* 提示文
---

先日6月26日は、日本では「露天風呂の日」というほのぼのした記念日だった。しかし世界的には、この日は国連が制定した「拷問の犠牲者を支援する国際デー」という恐ろしい日だった。
ということで、今回は拷問の犠牲者として、これ以上なく理不尽な目にあったヨーロッパの「魔女」について書いていこう。
以前、知人のリトアニア人から、ヨーロッパと日本では魔女に対するイメージがかなり違うという話を聞いた。日本の伝統に魔女はいなくて、アニメやドラマを通じてその存在を知る人が多く、「可愛くて親しみのある少女」と明るくポジティブな印象がある。
それに対してヨーロッパでは、そんな現代的なイメージもあるけれど、伝統的には「魔女狩り」のような血塗られた歴史があるため、日本よりも重く暗いイメージがあるという。
数百年前、キリスト教が支配的だったヨーロッパで、「魔女認定」を受けた女性は悲惨だった。
日本的な魔女
悪魔との契約、または性行為によって魔力を得た人間が魔女。魔女は子どもをさらって食べたり、魔術を使って感染症などを人々にもたらしたりすると恐れられ、忌み嫌われていた。
15世紀から18世紀のヨーロッパでは、魔女を見つけては拷問にかけ、およそ5万人が処刑されという(10万人以上という説もある)。

---

* 与えられたデータ
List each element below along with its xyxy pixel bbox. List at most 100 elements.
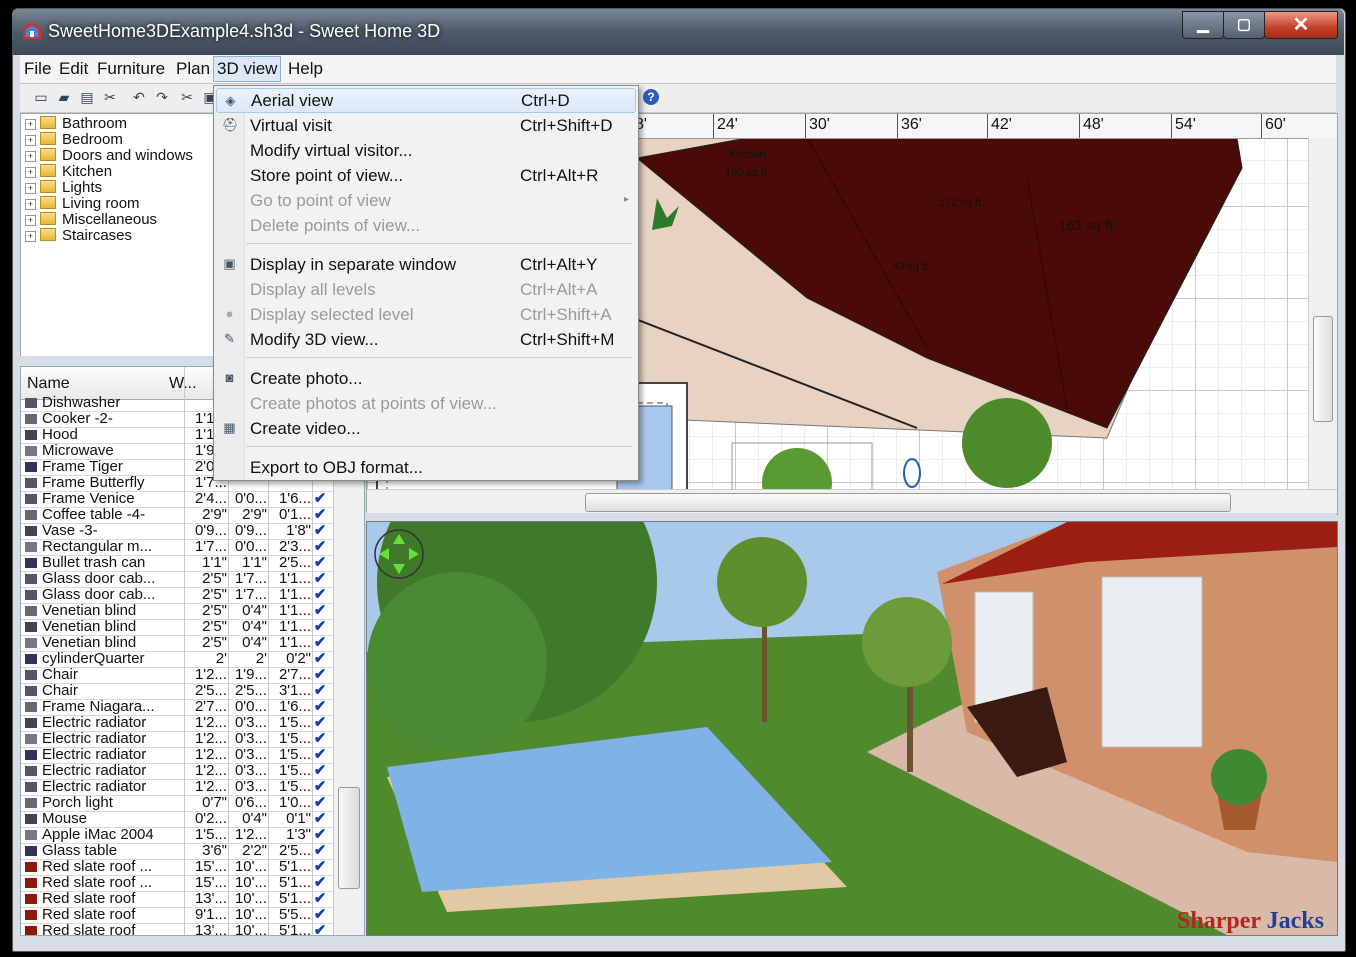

---

* 課題の内容
上にある提示文を、一字一句変えずに全文書き写してください。

* 解答例
先日6月26日は、日本では「露天風呂の日」というほのぼのした記念日だった。しかし世界的には、この日は国連が制定した「拷問の犠牲者を支援する国際デー」という恐ろしい日だった。
ということで、今回は拷問の犠牲者として、これ以上なく理不尽な目にあったヨーロッパの「魔女」について書いていこう。
以前、知人のリトアニア人から、ヨーロッパと日本では魔女に対するイメージがかなり違うという話を聞いた。日本の伝統に魔女はいなくて、アニメやドラマを通じてその存在を知る人が多く、「可愛くて親しみのある少女」と明るくポジティブな印象がある。
それに対してヨーロッパでは、そんな現代的なイメージもあるけれど、伝統的には「魔女狩り」のような血塗られた歴史があるため、日本よりも重く暗いイメージがあるという。
数百年前、キリスト教が支配的だったヨーロッパで、「魔女認定」を受けた女性は悲惨だった。
日本的な魔女
悪魔との契約、または性行為によって魔力を得た人間が魔女。魔女は子どもをさらって食べたり、魔術を使って感染症などを人々にもたらしたりすると恐れられ、忌み嫌われていた。
15世紀から18世紀のヨーロッパでは、魔女を見つけては拷問にかけ、およそ5万人が処刑されという(10万人以上という説もある)。